--- Start ---
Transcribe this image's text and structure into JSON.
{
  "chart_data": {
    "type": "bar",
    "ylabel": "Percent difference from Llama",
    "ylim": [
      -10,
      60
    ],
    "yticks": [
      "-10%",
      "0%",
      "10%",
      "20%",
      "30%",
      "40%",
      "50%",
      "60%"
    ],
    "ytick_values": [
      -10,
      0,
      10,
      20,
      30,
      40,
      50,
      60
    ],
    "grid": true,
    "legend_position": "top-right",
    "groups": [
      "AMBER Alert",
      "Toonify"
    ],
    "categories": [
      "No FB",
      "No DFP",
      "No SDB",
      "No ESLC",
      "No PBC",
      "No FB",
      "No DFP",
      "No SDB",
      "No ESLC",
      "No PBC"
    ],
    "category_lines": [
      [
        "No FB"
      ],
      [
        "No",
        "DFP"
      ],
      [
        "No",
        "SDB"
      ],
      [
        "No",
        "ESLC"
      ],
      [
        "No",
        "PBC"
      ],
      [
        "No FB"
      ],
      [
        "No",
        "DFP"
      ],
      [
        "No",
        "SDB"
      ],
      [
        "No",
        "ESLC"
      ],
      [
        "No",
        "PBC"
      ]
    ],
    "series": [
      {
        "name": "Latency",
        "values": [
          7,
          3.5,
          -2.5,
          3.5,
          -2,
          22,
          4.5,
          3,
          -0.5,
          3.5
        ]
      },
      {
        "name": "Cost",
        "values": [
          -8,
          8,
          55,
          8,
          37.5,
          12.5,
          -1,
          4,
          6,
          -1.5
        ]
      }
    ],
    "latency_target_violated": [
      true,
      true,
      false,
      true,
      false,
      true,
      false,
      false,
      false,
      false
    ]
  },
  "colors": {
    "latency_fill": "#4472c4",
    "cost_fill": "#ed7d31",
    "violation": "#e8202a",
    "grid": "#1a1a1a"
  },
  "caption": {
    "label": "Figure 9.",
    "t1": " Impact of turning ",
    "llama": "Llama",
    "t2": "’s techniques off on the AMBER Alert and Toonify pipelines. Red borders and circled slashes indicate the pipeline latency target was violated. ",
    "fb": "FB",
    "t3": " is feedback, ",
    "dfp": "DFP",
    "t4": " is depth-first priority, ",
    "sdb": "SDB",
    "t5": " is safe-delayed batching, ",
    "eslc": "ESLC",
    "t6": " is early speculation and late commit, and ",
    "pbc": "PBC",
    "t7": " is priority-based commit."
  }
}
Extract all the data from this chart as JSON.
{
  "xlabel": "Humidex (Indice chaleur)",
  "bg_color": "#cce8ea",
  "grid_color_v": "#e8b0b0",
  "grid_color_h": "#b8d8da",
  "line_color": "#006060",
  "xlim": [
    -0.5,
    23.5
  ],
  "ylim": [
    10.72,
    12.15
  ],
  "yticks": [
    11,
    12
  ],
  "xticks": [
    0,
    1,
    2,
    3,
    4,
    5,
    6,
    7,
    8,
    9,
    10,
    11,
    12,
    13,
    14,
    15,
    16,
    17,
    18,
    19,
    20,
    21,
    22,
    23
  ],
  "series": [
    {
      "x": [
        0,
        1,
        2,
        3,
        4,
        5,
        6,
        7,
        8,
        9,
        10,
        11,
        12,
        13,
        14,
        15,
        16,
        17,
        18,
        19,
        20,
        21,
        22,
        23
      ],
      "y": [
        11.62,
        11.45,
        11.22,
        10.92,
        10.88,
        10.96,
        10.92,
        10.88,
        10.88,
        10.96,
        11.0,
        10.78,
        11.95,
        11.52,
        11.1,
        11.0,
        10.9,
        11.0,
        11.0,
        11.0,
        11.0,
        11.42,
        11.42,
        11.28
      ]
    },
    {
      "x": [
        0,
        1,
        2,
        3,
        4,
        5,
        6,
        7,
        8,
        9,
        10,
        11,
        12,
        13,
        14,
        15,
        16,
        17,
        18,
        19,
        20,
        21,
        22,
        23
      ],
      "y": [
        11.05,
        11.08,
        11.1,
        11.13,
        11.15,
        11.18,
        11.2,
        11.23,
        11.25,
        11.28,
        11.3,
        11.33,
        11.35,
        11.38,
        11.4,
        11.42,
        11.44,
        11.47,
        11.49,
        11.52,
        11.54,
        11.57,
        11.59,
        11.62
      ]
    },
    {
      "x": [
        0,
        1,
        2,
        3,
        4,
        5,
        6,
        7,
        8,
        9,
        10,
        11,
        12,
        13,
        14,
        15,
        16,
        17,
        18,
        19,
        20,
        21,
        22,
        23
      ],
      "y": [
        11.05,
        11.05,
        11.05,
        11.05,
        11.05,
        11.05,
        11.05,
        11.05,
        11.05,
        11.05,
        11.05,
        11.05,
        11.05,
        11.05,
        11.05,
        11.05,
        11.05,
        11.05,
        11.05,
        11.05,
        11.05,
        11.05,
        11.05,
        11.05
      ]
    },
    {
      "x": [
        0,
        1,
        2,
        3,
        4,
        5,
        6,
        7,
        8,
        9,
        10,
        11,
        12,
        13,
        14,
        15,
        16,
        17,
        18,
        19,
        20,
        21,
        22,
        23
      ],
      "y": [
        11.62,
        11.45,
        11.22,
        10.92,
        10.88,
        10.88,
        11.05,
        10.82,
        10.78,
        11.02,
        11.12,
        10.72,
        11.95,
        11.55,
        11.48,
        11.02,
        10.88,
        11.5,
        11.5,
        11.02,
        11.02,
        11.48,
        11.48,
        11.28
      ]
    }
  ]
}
--- End ---
* **WRITTEN REQUEST**:
Transcribe the entire listing above precisely.

* **FINAL RESULT**:
Transcribe this image's text and structure into JSON.
{
  "chart_data": {
    "type": "bar",
    "ylabel": "Percent difference from Llama",
    "ylim": [
      -10,
      60
    ],
    "yticks": [
      "-10%",
      "0%",
      "10%",
      "20%",
      "30%",
      "40%",
      "50%",
      "60%"
    ],
    "ytick_values": [
      -10,
      0,
      10,
      20,
      30,
      40,
      50,
      60
    ],
    "grid": true,
    "legend_position": "top-right",
    "groups": [
      "AMBER Alert",
      "Toonify"
    ],
    "categories": [
      "No FB",
      "No DFP",
      "No SDB",
      "No ESLC",
      "No PBC",
      "No FB",
      "No DFP",
      "No SDB",
      "No ESLC",
      "No PBC"
    ],
    "category_lines": [
      [
        "No FB"
      ],
      [
        "No",
        "DFP"
      ],
      [
        "No",
        "SDB"
      ],
      [
        "No",
        "ESLC"
      ],
      [
        "No",
        "PBC"
      ],
      [
        "No FB"
      ],
      [
        "No",
        "DFP"
      ],
      [
        "No",
        "SDB"
      ],
      [
        "No",
        "ESLC"
      ],
      [
        "No",
        "PBC"
      ]
    ],
    "series": [
      {
        "name": "Latency",
        "values": [
          7,
          3.5,
          -2.5,
          3.5,
          -2,
          22,
          4.5,
          3,
          -0.5,
          3.5
        ]
      },
      {
        "name": "Cost",
        "values": [
          -8,
          8,
          55,
          8,
          37.5,
          12.5,
          -1,
          4,
          6,
          -1.5
        ]
      }
    ],
    "latency_target_violated": [
      true,
      true,
      false,
      true,
      false,
      true,
      false,
      false,
      false,
      false
    ]
  },
  "colors": {
    "latency_fill": "#4472c4",
    "cost_fill": "#ed7d31",
    "violation": "#e8202a",
    "grid": "#1a1a1a"
  },
  "caption": {
    "label": "Figure 9.",
    "t1": " Impact of turning ",
    "llama": "Llama",
    "t2": "’s techniques off on the AMBER Alert and Toonify pipelines. Red borders and circled slashes indicate the pipeline latency target was violated. ",
    "fb": "FB",
    "t3": " is feedback, ",
    "dfp": "DFP",
    "t4": " is depth-first priority, ",
    "sdb": "SDB",
    "t5": " is safe-delayed batching, ",
    "eslc": "ESLC",
    "t6": " is early speculation and late commit, and ",
    "pbc": "PBC",
    "t7": " is priority-based commit."
  }
}
Extract all the data from this chart as JSON.
{
  "xlabel": "Humidex (Indice chaleur)",
  "bg_color": "#cce8ea",
  "grid_color_v": "#e8b0b0",
  "grid_color_h": "#b8d8da",
  "line_color": "#006060",
  "xlim": [
    -0.5,
    23.5
  ],
  "ylim": [
    10.72,
    12.15
  ],
  "yticks": [
    11,
    12
  ],
  "xticks": [
    0,
    1,
    2,
    3,
    4,
    5,
    6,
    7,
    8,
    9,
    10,
    11,
    12,
    13,
    14,
    15,
    16,
    17,
    18,
    19,
    20,
    21,
    22,
    23
  ],
  "series": [
    {
      "x": [
        0,
        1,
        2,
        3,
        4,
        5,
        6,
        7,
        8,
        9,
        10,
        11,
        12,
        13,
        14,
        15,
        16,
        17,
        18,
        19,
        20,
        21,
        22,
        23
      ],
      "y": [
        11.62,
        11.45,
        11.22,
        10.92,
        10.88,
        10.96,
        10.92,
        10.88,
        10.88,
        10.96,
        11.0,
        10.78,
        11.95,
        11.52,
        11.1,
        11.0,
        10.9,
        11.0,
        11.0,
        11.0,
        11.0,
        11.42,
        11.42,
        11.28
      ]
    },
    {
      "x": [
        0,
        1,
        2,
        3,
        4,
        5,
        6,
        7,
        8,
        9,
        10,
        11,
        12,
        13,
        14,
        15,
        16,
        17,
        18,
        19,
        20,
        21,
        22,
        23
      ],
      "y": [
        11.05,
        11.08,
        11.1,
        11.13,
        11.15,
        11.18,
        11.2,
        11.23,
        11.25,
        11.28,
        11.3,
        11.33,
        11.35,
        11.38,
        11.4,
        11.42,
        11.44,
        11.47,
        11.49,
        11.52,
        11.54,
        11.57,
        11.59,
        11.62
      ]
    },
    {
      "x": [
        0,
        1,
        2,
        3,
        4,
        5,
        6,
        7,
        8,
        9,
        10,
        11,
        12,
        13,
        14,
        15,
        16,
        17,
        18,
        19,
        20,
        21,
        22,
        23
      ],
      "y": [
        11.05,
        11.05,
        11.05,
        11.05,
        11.05,
        11.05,
        11.05,
        11.05,
        11.05,
        11.05,
        11.05,
        11.05,
        11.05,
        11.05,
        11.05,
        11.05,
        11.05,
        11.05,
        11.05,
        11.05,
        11.05,
        11.05,
        11.05,
        11.05
      ]
    },
    {
      "x": [
        0,
        1,
        2,
        3,
        4,
        5,
        6,
        7,
        8,
        9,
        10,
        11,
        12,
        13,
        14,
        15,
        16,
        17,
        18,
        19,
        20,
        21,
        22,
        23
      ],
      "y": [
        11.62,
        11.45,
        11.22,
        10.92,
        10.88,
        10.88,
        11.05,
        10.82,
        10.78,
        11.02,
        11.12,
        10.72,
        11.95,
        11.55,
        11.48,
        11.02,
        10.88,
        11.5,
        11.5,
        11.02,
        11.02,
        11.48,
        11.48,
        11.28
      ]
    }
  ]
}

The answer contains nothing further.